List each line in which the string "content" appears.

(Data entries)
— begin —
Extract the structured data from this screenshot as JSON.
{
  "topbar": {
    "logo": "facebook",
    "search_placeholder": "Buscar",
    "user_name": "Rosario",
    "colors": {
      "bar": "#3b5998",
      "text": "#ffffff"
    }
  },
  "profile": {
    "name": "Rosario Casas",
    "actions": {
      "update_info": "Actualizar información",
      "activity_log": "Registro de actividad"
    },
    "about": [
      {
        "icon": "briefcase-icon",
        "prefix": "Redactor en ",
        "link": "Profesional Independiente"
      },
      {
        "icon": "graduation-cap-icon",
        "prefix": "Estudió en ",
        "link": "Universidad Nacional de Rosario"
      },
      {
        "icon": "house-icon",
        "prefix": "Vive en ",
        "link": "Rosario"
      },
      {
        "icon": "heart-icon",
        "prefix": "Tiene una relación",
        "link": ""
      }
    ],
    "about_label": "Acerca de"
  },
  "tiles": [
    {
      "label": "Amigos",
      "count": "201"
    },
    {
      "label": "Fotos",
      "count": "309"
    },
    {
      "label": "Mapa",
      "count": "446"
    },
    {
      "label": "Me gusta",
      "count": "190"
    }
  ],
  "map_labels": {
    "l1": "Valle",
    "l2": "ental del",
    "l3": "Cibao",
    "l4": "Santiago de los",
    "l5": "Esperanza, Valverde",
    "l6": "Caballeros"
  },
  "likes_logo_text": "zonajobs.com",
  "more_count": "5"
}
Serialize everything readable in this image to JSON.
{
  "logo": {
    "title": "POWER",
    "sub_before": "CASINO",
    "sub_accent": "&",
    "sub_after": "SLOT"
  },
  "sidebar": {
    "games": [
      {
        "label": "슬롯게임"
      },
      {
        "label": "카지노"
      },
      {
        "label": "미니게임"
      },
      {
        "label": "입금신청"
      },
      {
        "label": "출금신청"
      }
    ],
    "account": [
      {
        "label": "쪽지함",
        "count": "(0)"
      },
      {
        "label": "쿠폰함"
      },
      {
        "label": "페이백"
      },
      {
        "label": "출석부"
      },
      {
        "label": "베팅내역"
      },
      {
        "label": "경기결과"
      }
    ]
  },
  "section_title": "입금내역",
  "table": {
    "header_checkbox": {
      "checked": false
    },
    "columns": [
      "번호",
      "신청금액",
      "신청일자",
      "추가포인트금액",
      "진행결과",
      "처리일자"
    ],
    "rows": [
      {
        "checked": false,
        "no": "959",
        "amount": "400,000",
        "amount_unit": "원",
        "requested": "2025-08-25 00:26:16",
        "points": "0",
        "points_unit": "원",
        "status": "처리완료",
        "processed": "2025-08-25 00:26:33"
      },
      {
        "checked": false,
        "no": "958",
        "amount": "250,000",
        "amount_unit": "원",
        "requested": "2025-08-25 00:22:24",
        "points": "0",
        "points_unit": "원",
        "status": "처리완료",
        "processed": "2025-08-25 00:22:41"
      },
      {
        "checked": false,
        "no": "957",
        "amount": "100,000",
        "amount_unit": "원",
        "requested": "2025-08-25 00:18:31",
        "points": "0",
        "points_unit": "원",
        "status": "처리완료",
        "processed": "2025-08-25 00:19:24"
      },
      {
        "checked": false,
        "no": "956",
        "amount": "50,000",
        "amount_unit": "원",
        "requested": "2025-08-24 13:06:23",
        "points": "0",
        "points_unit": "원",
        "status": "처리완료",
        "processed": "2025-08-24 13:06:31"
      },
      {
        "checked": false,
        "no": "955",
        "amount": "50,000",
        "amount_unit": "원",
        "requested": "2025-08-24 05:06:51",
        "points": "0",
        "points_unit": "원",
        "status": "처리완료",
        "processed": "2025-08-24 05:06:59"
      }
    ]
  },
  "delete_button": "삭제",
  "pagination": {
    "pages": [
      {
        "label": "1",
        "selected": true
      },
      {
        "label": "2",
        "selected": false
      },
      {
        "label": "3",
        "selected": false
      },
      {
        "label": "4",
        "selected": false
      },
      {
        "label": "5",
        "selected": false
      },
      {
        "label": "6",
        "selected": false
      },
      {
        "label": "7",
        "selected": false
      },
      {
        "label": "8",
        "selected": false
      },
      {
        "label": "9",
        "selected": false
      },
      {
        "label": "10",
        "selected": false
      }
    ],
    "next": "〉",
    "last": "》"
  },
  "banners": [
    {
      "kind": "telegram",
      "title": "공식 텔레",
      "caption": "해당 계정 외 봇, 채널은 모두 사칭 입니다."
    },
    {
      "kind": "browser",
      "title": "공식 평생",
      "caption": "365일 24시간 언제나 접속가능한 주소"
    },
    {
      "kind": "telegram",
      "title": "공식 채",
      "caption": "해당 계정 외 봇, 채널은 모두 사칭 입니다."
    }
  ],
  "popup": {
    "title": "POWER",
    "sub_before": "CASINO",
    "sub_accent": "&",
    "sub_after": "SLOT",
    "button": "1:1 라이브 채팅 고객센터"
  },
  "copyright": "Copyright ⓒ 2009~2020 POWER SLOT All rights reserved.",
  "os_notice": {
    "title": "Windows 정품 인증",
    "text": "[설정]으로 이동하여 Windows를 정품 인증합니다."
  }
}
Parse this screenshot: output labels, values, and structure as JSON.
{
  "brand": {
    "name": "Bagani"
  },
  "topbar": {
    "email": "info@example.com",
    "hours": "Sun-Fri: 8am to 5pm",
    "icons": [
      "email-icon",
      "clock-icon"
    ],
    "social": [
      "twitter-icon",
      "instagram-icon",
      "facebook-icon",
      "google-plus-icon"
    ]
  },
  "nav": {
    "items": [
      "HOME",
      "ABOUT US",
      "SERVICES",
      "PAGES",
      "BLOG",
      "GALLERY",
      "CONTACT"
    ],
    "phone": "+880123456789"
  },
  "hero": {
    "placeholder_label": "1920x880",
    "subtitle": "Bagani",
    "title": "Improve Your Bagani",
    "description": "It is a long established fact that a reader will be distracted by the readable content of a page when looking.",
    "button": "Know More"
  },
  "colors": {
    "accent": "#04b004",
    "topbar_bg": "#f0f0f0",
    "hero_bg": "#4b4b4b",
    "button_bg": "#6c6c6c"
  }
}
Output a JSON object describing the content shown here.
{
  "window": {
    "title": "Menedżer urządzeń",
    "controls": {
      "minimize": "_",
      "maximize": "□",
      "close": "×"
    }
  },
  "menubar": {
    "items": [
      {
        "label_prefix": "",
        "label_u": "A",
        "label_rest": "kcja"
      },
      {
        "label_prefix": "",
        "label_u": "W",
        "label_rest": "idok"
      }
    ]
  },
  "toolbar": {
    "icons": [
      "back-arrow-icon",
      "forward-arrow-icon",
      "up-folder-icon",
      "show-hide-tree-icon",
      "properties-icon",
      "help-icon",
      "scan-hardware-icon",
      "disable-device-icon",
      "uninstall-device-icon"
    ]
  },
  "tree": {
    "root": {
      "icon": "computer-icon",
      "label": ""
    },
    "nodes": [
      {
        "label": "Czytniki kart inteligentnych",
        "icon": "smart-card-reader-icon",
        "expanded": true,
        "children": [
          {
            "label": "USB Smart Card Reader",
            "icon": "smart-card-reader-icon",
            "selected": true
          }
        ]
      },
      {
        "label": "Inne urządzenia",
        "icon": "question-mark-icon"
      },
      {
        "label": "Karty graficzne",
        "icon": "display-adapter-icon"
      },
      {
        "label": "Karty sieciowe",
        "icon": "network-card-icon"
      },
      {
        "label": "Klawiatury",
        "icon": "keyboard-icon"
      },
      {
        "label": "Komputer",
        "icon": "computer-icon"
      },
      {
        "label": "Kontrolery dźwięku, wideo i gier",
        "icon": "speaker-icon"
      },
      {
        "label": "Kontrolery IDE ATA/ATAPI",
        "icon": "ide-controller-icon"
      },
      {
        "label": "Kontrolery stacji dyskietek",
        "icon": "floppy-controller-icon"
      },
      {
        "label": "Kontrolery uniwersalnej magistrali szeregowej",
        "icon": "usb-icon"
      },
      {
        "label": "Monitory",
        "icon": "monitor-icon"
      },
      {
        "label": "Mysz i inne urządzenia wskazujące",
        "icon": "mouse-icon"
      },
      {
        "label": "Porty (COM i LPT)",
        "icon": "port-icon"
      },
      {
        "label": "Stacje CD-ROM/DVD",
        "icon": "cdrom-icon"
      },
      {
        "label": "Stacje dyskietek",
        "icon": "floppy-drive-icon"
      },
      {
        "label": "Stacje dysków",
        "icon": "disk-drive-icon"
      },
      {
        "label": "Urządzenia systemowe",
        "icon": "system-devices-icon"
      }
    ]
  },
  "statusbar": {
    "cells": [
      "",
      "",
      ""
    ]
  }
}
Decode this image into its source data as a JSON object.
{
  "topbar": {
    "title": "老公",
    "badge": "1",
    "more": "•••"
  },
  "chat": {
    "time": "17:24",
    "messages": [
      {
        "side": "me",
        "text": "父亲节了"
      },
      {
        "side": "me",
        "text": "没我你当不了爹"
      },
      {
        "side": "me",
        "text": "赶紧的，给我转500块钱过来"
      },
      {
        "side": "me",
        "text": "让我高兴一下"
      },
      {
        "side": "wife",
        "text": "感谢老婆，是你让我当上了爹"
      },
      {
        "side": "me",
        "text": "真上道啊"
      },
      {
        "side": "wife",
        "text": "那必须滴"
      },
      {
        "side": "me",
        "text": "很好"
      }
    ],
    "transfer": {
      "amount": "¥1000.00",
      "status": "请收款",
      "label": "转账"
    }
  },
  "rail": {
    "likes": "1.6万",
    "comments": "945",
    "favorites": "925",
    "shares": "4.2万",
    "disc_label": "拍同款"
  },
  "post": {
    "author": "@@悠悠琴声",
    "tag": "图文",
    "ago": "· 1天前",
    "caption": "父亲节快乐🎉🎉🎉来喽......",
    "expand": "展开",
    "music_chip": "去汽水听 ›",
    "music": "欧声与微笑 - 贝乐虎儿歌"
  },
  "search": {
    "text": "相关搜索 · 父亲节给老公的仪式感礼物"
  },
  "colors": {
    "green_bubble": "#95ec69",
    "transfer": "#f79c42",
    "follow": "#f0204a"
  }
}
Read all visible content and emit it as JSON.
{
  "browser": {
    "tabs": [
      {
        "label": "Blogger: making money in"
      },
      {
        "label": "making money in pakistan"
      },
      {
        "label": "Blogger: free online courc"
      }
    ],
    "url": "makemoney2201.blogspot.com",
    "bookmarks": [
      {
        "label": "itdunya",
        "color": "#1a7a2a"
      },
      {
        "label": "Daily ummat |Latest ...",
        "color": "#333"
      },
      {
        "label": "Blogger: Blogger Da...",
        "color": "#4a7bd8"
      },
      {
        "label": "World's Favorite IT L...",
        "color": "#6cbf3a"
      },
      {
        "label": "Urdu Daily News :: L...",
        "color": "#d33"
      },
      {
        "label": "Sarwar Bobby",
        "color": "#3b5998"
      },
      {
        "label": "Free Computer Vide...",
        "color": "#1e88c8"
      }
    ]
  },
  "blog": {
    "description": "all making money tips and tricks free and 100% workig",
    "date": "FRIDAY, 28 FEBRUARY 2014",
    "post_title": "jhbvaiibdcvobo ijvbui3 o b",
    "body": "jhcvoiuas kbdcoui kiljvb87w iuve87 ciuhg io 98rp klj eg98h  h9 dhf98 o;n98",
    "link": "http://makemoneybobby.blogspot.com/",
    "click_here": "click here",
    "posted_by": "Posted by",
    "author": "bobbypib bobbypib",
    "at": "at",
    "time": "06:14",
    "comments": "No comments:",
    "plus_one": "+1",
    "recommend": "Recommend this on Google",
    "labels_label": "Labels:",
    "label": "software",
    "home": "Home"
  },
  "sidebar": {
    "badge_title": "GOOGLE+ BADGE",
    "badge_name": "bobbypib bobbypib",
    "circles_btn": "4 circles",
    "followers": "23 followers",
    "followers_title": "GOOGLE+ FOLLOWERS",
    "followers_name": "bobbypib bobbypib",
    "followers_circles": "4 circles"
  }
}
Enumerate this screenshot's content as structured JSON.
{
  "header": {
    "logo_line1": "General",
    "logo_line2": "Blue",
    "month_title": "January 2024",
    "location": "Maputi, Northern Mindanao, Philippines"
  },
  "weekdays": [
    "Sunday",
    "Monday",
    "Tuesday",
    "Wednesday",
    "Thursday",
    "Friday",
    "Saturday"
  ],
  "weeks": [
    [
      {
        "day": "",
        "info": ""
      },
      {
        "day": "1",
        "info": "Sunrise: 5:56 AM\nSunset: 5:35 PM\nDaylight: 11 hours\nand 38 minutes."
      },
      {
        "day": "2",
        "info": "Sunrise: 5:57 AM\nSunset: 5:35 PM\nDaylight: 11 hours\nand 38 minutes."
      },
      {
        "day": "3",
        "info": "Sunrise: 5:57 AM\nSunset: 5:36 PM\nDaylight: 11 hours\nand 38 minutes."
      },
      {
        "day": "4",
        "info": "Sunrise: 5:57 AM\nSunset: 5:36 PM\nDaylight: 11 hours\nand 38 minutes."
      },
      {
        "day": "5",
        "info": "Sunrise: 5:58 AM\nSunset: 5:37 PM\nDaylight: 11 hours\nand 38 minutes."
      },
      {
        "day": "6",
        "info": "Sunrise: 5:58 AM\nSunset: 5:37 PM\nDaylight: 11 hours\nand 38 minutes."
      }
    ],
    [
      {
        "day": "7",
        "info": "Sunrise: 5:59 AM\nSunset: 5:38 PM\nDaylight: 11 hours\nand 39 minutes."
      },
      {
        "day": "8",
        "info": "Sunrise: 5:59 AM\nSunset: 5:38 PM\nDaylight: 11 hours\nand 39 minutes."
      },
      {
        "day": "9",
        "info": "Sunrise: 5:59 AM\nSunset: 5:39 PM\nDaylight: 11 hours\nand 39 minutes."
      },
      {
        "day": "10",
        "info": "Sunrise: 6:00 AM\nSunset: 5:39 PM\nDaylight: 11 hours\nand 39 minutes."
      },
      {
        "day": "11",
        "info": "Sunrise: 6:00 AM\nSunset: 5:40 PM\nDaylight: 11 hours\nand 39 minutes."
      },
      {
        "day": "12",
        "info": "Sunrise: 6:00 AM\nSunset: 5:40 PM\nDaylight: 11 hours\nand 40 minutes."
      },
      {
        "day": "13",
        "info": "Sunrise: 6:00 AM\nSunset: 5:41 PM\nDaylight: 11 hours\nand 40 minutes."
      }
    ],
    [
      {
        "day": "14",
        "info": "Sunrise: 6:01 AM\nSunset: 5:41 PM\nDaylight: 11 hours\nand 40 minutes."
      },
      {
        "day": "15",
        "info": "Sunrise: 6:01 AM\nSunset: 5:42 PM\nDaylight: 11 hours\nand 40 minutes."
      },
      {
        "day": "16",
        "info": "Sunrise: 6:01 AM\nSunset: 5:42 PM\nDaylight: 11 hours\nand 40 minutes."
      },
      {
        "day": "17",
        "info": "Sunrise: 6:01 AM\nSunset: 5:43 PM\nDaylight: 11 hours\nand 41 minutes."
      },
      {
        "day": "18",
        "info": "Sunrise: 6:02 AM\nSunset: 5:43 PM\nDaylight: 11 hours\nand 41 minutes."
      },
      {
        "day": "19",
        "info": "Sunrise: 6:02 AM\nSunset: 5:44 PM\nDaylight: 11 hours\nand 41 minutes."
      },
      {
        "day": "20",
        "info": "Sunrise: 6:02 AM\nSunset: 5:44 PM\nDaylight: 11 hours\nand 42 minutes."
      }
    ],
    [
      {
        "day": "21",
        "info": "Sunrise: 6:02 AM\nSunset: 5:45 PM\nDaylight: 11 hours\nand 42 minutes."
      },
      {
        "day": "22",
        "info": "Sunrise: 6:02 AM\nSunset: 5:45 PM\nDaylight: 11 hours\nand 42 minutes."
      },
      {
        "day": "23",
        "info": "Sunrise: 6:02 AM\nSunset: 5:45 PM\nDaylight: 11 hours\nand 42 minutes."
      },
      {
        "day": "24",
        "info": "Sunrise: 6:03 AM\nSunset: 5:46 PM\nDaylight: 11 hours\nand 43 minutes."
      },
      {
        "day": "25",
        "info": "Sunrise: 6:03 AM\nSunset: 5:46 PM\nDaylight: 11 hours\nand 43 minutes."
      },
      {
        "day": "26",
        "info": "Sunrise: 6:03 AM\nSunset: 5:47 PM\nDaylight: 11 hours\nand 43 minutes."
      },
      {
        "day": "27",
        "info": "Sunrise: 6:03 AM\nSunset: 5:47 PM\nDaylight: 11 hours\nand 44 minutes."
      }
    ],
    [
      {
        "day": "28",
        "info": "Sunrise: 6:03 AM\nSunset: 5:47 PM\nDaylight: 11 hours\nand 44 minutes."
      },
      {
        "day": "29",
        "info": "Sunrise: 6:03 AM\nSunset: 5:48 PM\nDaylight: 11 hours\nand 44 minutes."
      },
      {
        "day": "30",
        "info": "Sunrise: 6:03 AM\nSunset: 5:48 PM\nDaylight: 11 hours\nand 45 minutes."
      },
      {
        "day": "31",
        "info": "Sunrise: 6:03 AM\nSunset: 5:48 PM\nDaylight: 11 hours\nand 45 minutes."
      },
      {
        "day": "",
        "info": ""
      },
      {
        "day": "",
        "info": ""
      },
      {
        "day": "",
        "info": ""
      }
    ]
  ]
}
— end —
- _WRITTEN ANSWER_:
    "description": "It is a long established fact that a reader will be distracted by the readable content of a page when looking.",
Output a JSON object describing the content shown here.
Read all visible content and emit it as JSON.
Enumerate this screenshot's content as structured JSON.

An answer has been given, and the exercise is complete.